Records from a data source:
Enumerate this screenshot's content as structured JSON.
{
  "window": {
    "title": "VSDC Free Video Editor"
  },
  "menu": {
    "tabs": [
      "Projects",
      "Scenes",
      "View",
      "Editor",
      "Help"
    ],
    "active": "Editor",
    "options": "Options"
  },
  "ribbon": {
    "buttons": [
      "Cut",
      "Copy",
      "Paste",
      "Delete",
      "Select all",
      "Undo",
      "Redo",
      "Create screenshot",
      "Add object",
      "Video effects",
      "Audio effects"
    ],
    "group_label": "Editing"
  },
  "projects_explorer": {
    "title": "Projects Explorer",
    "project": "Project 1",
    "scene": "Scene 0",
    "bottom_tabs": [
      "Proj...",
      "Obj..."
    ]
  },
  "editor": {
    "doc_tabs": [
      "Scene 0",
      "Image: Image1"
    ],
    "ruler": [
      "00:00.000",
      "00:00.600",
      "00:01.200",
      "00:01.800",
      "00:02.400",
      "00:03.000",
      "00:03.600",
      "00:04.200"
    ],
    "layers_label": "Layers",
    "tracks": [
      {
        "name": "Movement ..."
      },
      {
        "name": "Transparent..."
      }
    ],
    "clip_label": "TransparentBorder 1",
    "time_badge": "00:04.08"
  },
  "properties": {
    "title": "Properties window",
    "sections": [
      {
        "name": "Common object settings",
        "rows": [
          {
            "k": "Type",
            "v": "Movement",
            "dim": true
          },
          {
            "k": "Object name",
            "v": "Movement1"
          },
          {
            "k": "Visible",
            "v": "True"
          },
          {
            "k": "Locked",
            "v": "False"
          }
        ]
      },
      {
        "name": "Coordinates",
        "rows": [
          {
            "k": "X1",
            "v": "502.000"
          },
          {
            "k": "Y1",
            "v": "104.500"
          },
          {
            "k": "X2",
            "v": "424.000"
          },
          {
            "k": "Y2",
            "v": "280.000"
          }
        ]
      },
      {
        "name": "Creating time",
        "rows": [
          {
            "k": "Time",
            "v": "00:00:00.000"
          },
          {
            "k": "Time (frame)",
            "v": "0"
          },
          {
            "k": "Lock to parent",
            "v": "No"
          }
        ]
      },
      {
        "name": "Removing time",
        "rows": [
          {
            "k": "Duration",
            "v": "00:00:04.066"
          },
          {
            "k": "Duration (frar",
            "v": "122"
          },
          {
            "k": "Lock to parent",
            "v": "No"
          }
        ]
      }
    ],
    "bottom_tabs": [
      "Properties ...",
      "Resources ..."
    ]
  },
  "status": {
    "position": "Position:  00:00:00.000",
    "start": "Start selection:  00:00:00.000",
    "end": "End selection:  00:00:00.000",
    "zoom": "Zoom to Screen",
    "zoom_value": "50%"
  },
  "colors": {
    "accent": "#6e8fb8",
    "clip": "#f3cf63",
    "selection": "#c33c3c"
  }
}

WHAT YOU ARE ASKED TO DO> Repeat the material in full, exactly as it stands.

OUTPUT OF THE TASK>
Enumerate this screenshot's content as structured JSON.
{
  "window": {
    "title": "VSDC Free Video Editor"
  },
  "menu": {
    "tabs": [
      "Projects",
      "Scenes",
      "View",
      "Editor",
      "Help"
    ],
    "active": "Editor",
    "options": "Options"
  },
  "ribbon": {
    "buttons": [
      "Cut",
      "Copy",
      "Paste",
      "Delete",
      "Select all",
      "Undo",
      "Redo",
      "Create screenshot",
      "Add object",
      "Video effects",
      "Audio effects"
    ],
    "group_label": "Editing"
  },
  "projects_explorer": {
    "title": "Projects Explorer",
    "project": "Project 1",
    "scene": "Scene 0",
    "bottom_tabs": [
      "Proj...",
      "Obj..."
    ]
  },
  "editor": {
    "doc_tabs": [
      "Scene 0",
      "Image: Image1"
    ],
    "ruler": [
      "00:00.000",
      "00:00.600",
      "00:01.200",
      "00:01.800",
      "00:02.400",
      "00:03.000",
      "00:03.600",
      "00:04.200"
    ],
    "layers_label": "Layers",
    "tracks": [
      {
        "name": "Movement ..."
      },
      {
        "name": "Transparent..."
      }
    ],
    "clip_label": "TransparentBorder 1",
    "time_badge": "00:04.08"
  },
  "properties": {
    "title": "Properties window",
    "sections": [
      {
        "name": "Common object settings",
        "rows": [
          {
            "k": "Type",
            "v": "Movement",
            "dim": true
          },
          {
            "k": "Object name",
            "v": "Movement1"
          },
          {
            "k": "Visible",
            "v": "True"
          },
          {
            "k": "Locked",
            "v": "False"
          }
        ]
      },
      {
        "name": "Coordinates",
        "rows": [
          {
            "k": "X1",
            "v": "502.000"
          },
          {
            "k": "Y1",
            "v": "104.500"
          },
          {
            "k": "X2",
            "v": "424.000"
          },
          {
            "k": "Y2",
            "v": "280.000"
          }
        ]
      },
      {
        "name": "Creating time",
        "rows": [
          {
            "k": "Time",
            "v": "00:00:00.000"
          },
          {
            "k": "Time (frame)",
            "v": "0"
          },
          {
            "k": "Lock to parent",
            "v": "No"
          }
        ]
      },
      {
        "name": "Removing time",
        "rows": [
          {
            "k": "Duration",
            "v": "00:00:04.066"
          },
          {
            "k": "Duration (frar",
            "v": "122"
          },
          {
            "k": "Lock to parent",
            "v": "No"
          }
        ]
      }
    ],
    "bottom_tabs": [
      "Properties ...",
      "Resources ..."
    ]
  },
  "status": {
    "position": "Position:  00:00:00.000",
    "start": "Start selection:  00:00:00.000",
    "end": "End selection:  00:00:00.000",
    "zoom": "Zoom to Screen",
    "zoom_value": "50%"
  },
  "colors": {
    "accent": "#6e8fb8",
    "clip": "#f3cf63",
    "selection": "#c33c3c"
  }
}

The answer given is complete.